(Collected data entries)
[BEGIN]
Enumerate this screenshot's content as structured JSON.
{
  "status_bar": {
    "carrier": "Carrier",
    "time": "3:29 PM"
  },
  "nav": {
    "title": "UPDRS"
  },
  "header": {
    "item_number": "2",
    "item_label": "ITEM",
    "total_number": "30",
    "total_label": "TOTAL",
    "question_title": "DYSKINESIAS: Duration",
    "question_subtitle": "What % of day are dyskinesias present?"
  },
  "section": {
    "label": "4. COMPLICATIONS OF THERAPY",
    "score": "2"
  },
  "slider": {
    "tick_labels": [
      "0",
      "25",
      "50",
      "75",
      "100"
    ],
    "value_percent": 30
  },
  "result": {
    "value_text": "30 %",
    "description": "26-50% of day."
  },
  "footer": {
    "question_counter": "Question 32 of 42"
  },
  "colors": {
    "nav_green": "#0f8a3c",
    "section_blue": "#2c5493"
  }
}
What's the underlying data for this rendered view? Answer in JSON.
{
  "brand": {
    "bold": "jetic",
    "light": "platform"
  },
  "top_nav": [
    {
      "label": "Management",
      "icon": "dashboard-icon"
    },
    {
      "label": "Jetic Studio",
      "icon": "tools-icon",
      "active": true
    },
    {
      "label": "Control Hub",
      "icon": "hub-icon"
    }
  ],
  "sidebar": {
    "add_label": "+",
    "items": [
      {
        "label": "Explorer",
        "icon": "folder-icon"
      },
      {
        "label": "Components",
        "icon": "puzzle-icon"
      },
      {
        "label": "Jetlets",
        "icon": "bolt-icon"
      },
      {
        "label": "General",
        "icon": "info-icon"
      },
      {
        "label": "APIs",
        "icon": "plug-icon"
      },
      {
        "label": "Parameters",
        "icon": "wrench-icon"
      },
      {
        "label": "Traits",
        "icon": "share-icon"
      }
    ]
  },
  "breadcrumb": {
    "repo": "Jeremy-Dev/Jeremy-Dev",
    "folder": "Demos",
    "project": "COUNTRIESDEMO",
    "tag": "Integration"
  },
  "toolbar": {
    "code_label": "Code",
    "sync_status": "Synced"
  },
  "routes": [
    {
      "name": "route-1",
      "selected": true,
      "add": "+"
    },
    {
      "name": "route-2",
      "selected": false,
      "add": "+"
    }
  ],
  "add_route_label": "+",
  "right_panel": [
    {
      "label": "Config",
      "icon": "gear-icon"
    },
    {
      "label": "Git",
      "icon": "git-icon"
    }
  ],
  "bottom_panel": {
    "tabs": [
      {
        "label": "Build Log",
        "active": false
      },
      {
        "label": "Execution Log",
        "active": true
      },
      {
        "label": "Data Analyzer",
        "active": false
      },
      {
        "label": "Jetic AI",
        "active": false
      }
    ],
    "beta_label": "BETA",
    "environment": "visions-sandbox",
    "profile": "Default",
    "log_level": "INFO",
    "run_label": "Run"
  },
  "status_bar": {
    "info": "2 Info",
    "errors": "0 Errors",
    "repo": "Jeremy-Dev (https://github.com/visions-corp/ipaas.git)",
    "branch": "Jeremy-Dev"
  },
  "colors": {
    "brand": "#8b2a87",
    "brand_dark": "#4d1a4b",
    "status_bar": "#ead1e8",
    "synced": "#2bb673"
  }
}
[END]
→ **Problem details**: Copy every line verbatim.

→ **Output for this exercise**:
Enumerate this screenshot's content as structured JSON.
{
  "status_bar": {
    "carrier": "Carrier",
    "time": "3:29 PM"
  },
  "nav": {
    "title": "UPDRS"
  },
  "header": {
    "item_number": "2",
    "item_label": "ITEM",
    "total_number": "30",
    "total_label": "TOTAL",
    "question_title": "DYSKINESIAS: Duration",
    "question_subtitle": "What % of day are dyskinesias present?"
  },
  "section": {
    "label": "4. COMPLICATIONS OF THERAPY",
    "score": "2"
  },
  "slider": {
    "tick_labels": [
      "0",
      "25",
      "50",
      "75",
      "100"
    ],
    "value_percent": 30
  },
  "result": {
    "value_text": "30 %",
    "description": "26-50% of day."
  },
  "footer": {
    "question_counter": "Question 32 of 42"
  },
  "colors": {
    "nav_green": "#0f8a3c",
    "section_blue": "#2c5493"
  }
}
What's the underlying data for this rendered view? Answer in JSON.
{
  "brand": {
    "bold": "jetic",
    "light": "platform"
  },
  "top_nav": [
    {
      "label": "Management",
      "icon": "dashboard-icon"
    },
    {
      "label": "Jetic Studio",
      "icon": "tools-icon",
      "active": true
    },
    {
      "label": "Control Hub",
      "icon": "hub-icon"
    }
  ],
  "sidebar": {
    "add_label": "+",
    "items": [
      {
        "label": "Explorer",
        "icon": "folder-icon"
      },
      {
        "label": "Components",
        "icon": "puzzle-icon"
      },
      {
        "label": "Jetlets",
        "icon": "bolt-icon"
      },
      {
        "label": "General",
        "icon": "info-icon"
      },
      {
        "label": "APIs",
        "icon": "plug-icon"
      },
      {
        "label": "Parameters",
        "icon": "wrench-icon"
      },
      {
        "label": "Traits",
        "icon": "share-icon"
      }
    ]
  },
  "breadcrumb": {
    "repo": "Jeremy-Dev/Jeremy-Dev",
    "folder": "Demos",
    "project": "COUNTRIESDEMO",
    "tag": "Integration"
  },
  "toolbar": {
    "code_label": "Code",
    "sync_status": "Synced"
  },
  "routes": [
    {
      "name": "route-1",
      "selected": true,
      "add": "+"
    },
    {
      "name": "route-2",
      "selected": false,
      "add": "+"
    }
  ],
  "add_route_label": "+",
  "right_panel": [
    {
      "label": "Config",
      "icon": "gear-icon"
    },
    {
      "label": "Git",
      "icon": "git-icon"
    }
  ],
  "bottom_panel": {
    "tabs": [
      {
        "label": "Build Log",
        "active": false
      },
      {
        "label": "Execution Log",
        "active": true
      },
      {
        "label": "Data Analyzer",
        "active": false
      },
      {
        "label": "Jetic AI",
        "active": false
      }
    ],
    "beta_label": "BETA",
    "environment": "visions-sandbox",
    "profile": "Default",
    "log_level": "INFO",
    "run_label": "Run"
  },
  "status_bar": {
    "info": "2 Info",
    "errors": "0 Errors",
    "repo": "Jeremy-Dev (https://github.com/visions-corp/ipaas.git)",
    "branch": "Jeremy-Dev"
  },
  "colors": {
    "brand": "#8b2a87",
    "brand_dark": "#4d1a4b",
    "status_bar": "#ead1e8",
    "synced": "#2bb673"
  }
}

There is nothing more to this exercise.